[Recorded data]
——

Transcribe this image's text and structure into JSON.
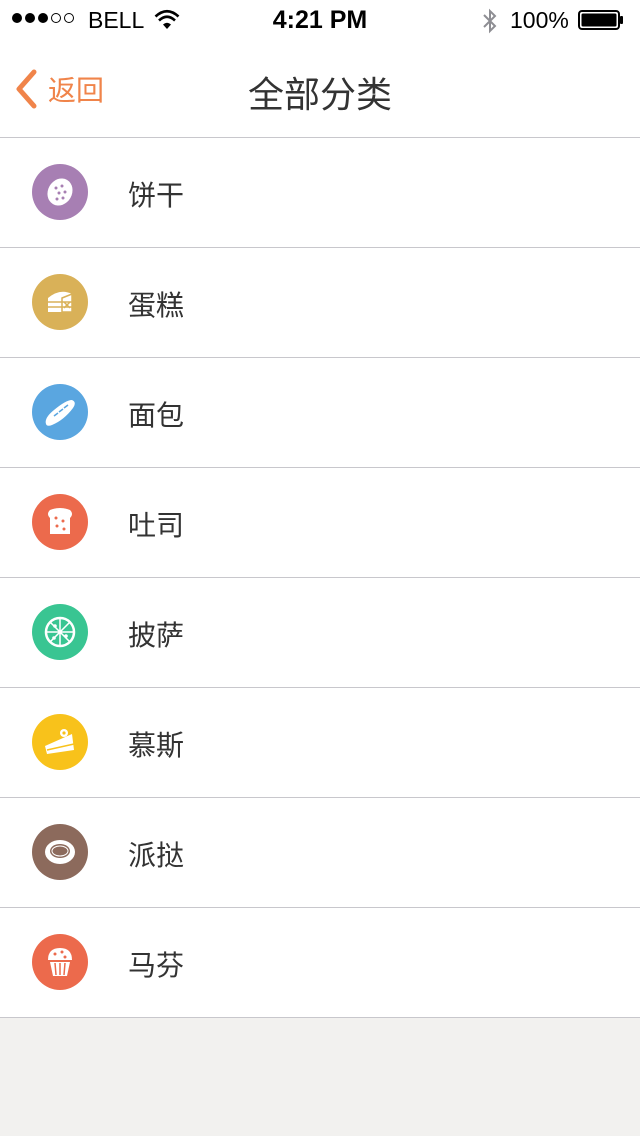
{
  "status_bar": {
    "carrier": "BELL",
    "time": "4:21 PM",
    "battery": "100%"
  },
  "nav": {
    "back_label": "返回",
    "title": "全部分类"
  },
  "colors": {
    "accent": "#f0844a"
  },
  "categories": [
    {
      "label": "饼干",
      "icon": "cookie-icon",
      "color": "#a77fb3"
    },
    {
      "label": "蛋糕",
      "icon": "cake-icon",
      "color": "#d9b158"
    },
    {
      "label": "面包",
      "icon": "bread-icon",
      "color": "#5aa6e0"
    },
    {
      "label": "吐司",
      "icon": "toast-icon",
      "color": "#ec6a4c"
    },
    {
      "label": "披萨",
      "icon": "pizza-icon",
      "color": "#39c592"
    },
    {
      "label": "慕斯",
      "icon": "mousse-icon",
      "color": "#f8c21b"
    },
    {
      "label": "派挞",
      "icon": "pie-icon",
      "color": "#8c6a5c"
    },
    {
      "label": "马芬",
      "icon": "muffin-icon",
      "color": "#ec6a4c"
    }
  ]
}
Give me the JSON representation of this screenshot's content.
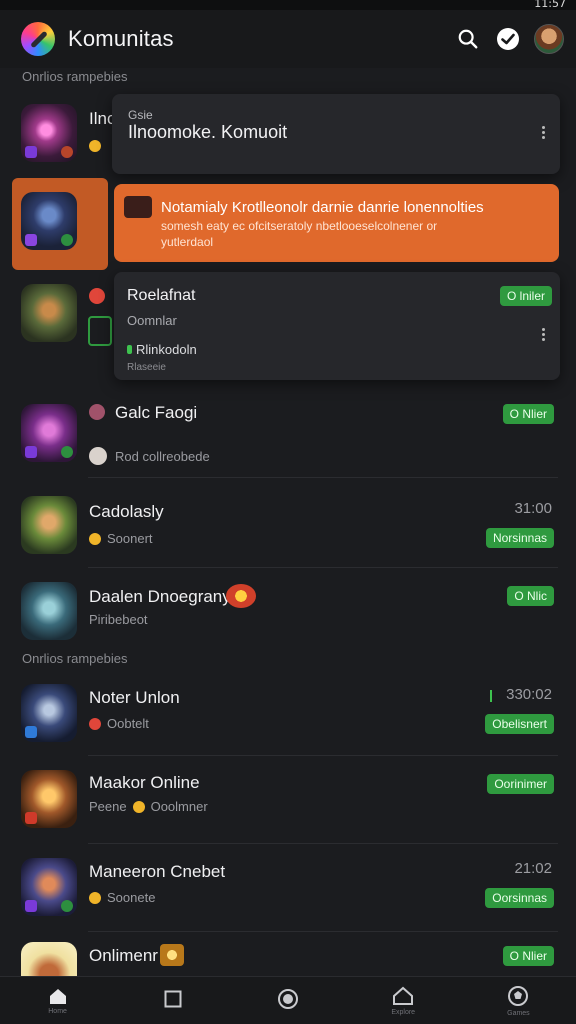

——

Find how many lines in the material hold the word "icon" and state that number alone.

8